Stored dataset items:
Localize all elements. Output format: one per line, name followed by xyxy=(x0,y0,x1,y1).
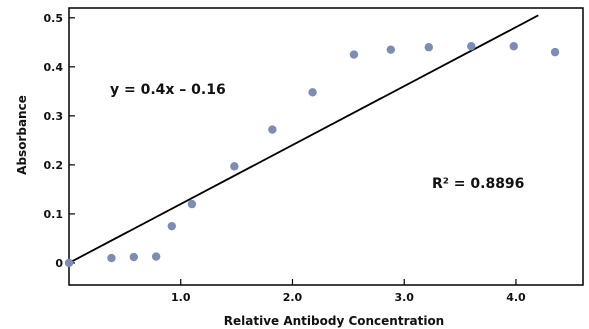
x-axis-ticks: 1.0 2.0 3.0 4.0 xyxy=(171,279,526,304)
axes xyxy=(68,7,584,286)
data-point xyxy=(268,125,277,134)
y-tick-label: 0 xyxy=(55,257,63,270)
equation-annotation: y = 0.4x – 0.16 xyxy=(110,82,226,98)
x-tick-label: 3.0 xyxy=(394,291,414,304)
data-point xyxy=(424,43,433,52)
x-tick-label: 2.0 xyxy=(283,291,303,304)
trendline xyxy=(68,14,539,264)
trendline-group xyxy=(68,14,539,264)
data-point xyxy=(107,253,116,263)
y-tick-label: 0.4 xyxy=(44,61,64,74)
x-tick-label: 4.0 xyxy=(506,291,526,304)
x-axis-title: Relative Antibody Concentration xyxy=(224,314,444,328)
data-points xyxy=(64,42,560,268)
data-point xyxy=(509,42,518,51)
data-point xyxy=(151,252,161,261)
data-point xyxy=(308,88,317,97)
r-squared-annotation: R² = 0.8896 xyxy=(432,176,524,192)
data-point xyxy=(129,252,139,262)
data-point xyxy=(64,258,74,268)
data-point xyxy=(187,199,197,209)
data-point xyxy=(230,162,239,171)
y-axis-ticks: 0 0.1 0.2 0.3 0.4 0.5 xyxy=(44,12,75,270)
y-tick-label: 0.1 xyxy=(44,208,64,221)
data-point xyxy=(349,50,359,59)
data-point xyxy=(550,47,560,57)
data-point xyxy=(467,42,476,51)
x-tick-label: 1.0 xyxy=(171,291,191,304)
y-axis-title: Absorbance xyxy=(15,95,29,175)
y-tick-label: 0.3 xyxy=(44,110,64,123)
y-tick-label: 0.2 xyxy=(44,159,64,172)
data-point xyxy=(167,221,176,231)
plot-frame xyxy=(68,7,584,286)
data-point xyxy=(386,45,396,54)
y-tick-label: 0.5 xyxy=(44,12,64,25)
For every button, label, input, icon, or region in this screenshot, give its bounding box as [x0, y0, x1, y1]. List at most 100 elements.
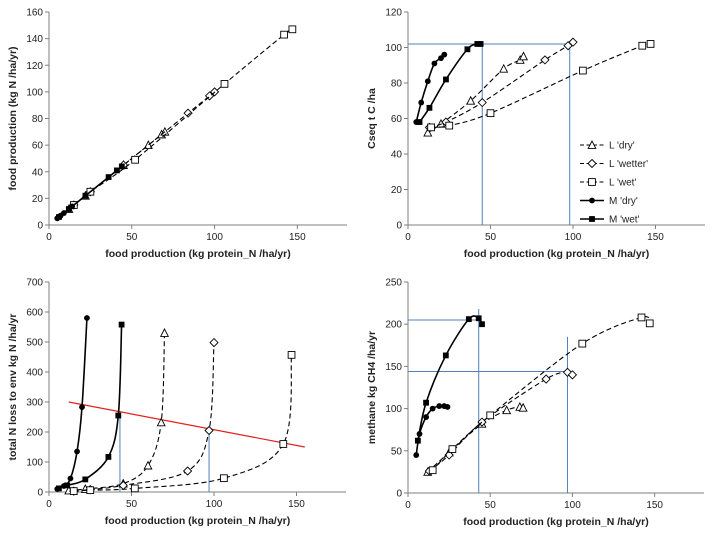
data-point: [424, 78, 431, 85]
data-point: [426, 104, 433, 111]
y-tick-label: 40: [32, 167, 44, 178]
data-point: [65, 206, 72, 212]
data-point: [131, 155, 139, 164]
data-point: [477, 97, 487, 108]
panel-bottom-left: 0 100 200 300 400 500 600 700 0 50 100 150 food prod…: [7, 278, 346, 527]
series-l-wet: [69, 351, 296, 495]
data-point: [637, 313, 646, 322]
y-tick-label: 250: [385, 278, 402, 289]
legend-marker: [587, 140, 597, 149]
data-point: [82, 476, 89, 483]
x-tick-label: 100: [206, 499, 223, 510]
data-point: [84, 315, 90, 321]
data-point: [428, 466, 437, 475]
data-point: [568, 37, 578, 47]
y-tick-label: 600: [26, 308, 43, 319]
series-m-wet: [414, 315, 485, 444]
series-m-wet: [416, 41, 484, 125]
series-line: [432, 316, 651, 471]
y-axis-label: total N loss to env kg N /ha/yr: [7, 313, 19, 460]
data-point: [115, 412, 122, 419]
series-line: [68, 332, 166, 492]
data-point: [443, 76, 449, 83]
data-point: [105, 454, 112, 460]
data-point: [86, 486, 95, 495]
series-l-wet: [428, 313, 654, 475]
y-tick-label: 50: [391, 446, 403, 457]
series-m-dry: [413, 51, 448, 125]
legend-item-m-wet: M 'wet': [580, 215, 640, 226]
data-point: [413, 452, 420, 458]
data-point: [486, 411, 495, 420]
y-tick-label: 200: [385, 320, 402, 331]
data-point: [475, 315, 482, 322]
data-point: [502, 405, 512, 415]
data-point: [638, 41, 647, 50]
data-point: [182, 466, 193, 476]
legend-marker: [589, 216, 595, 222]
data-point: [56, 485, 62, 492]
y-tick-label: 150: [385, 362, 402, 373]
data-point: [442, 352, 449, 359]
trend-line: [68, 401, 305, 448]
y-axis-label: methane kg CH4 /ha/yr: [366, 331, 378, 444]
y-tick-label: 80: [391, 79, 403, 90]
y-tick-label: 120: [26, 61, 43, 72]
data-point: [541, 374, 551, 384]
series-line: [417, 315, 483, 441]
series-m-dry: [54, 315, 90, 492]
y-tick-label: 0: [396, 221, 402, 232]
data-point: [159, 328, 170, 337]
legend-marker: [587, 158, 597, 169]
y-tick-label: 0: [396, 489, 402, 500]
data-point: [465, 316, 472, 323]
x-tick-label: 150: [646, 500, 663, 511]
x-tick-label: 50: [126, 499, 138, 510]
x-tick-label: 0: [46, 499, 52, 510]
data-point: [578, 339, 587, 348]
y-tick-label: 100: [26, 458, 43, 469]
data-point: [280, 30, 288, 39]
data-point: [69, 487, 78, 495]
x-axis-label: food production (kg protein_N /ha/yr): [463, 516, 649, 528]
data-point: [436, 403, 443, 409]
y-tick-label: 100: [385, 404, 402, 415]
y-tick-label: 80: [32, 114, 44, 125]
x-axis-label: food production (kg protein_N /ha/yr): [105, 515, 291, 527]
y-tick-label: 60: [391, 114, 403, 125]
data-point: [156, 417, 166, 427]
legend-marker: [589, 197, 595, 204]
data-point: [118, 321, 125, 328]
data-point: [427, 123, 435, 132]
legend-label: M 'wet': [609, 215, 640, 226]
y-tick-label: 40: [391, 150, 403, 161]
legend-item-l-wetter: L 'wetter': [580, 158, 648, 170]
data-point: [220, 80, 229, 88]
y-axis-label: Cseq t C /ha: [366, 88, 378, 149]
data-point: [79, 404, 85, 410]
x-tick-label: 0: [46, 232, 52, 243]
data-point: [423, 399, 429, 406]
y-tick-label: 160: [26, 8, 43, 19]
series-l-dry: [423, 401, 528, 476]
x-tick-label: 50: [126, 232, 138, 243]
data-point: [567, 370, 578, 380]
y-tick-label: 100: [26, 87, 43, 98]
series-m-wet: [56, 163, 125, 220]
data-point: [414, 437, 421, 444]
data-point: [429, 405, 436, 412]
data-point: [143, 460, 153, 470]
legend-label: L 'dry': [609, 141, 635, 152]
data-point: [67, 475, 74, 482]
series-line: [73, 354, 293, 492]
data-point: [209, 337, 219, 348]
x-tick-label: 150: [647, 232, 664, 243]
data-point: [64, 482, 71, 489]
x-tick-label: 100: [206, 232, 223, 243]
data-point: [418, 99, 425, 106]
y-tick-label: 400: [26, 368, 43, 379]
x-tick-label: 0: [405, 500, 411, 511]
series-line: [415, 405, 448, 456]
data-point: [474, 41, 481, 47]
series-l-wetter: [424, 37, 578, 133]
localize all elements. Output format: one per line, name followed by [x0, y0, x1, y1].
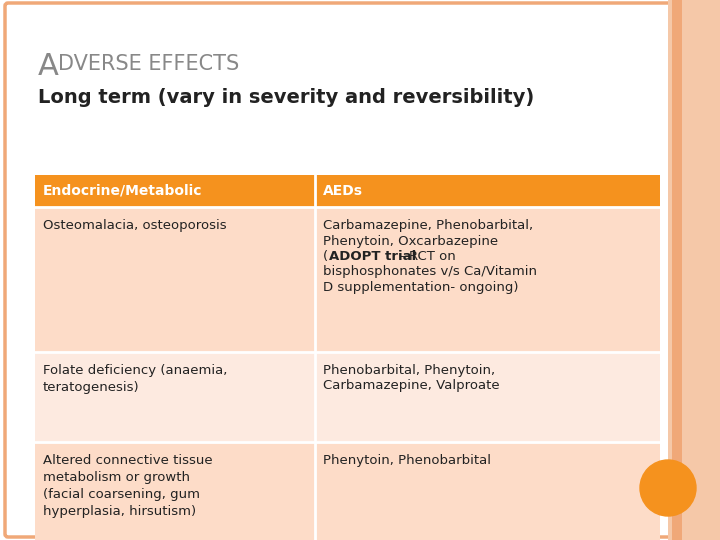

◆ **Work task**
Locate the word "followed" in the entries, and copy every line where it is found.

◆ **Answer section**
Localize all elements. Output format: one per line, name followed by xyxy=(x0,y0,x1,y1).
localize all elements. Output format: one per line, name followed by [x0, y0, x1, y1].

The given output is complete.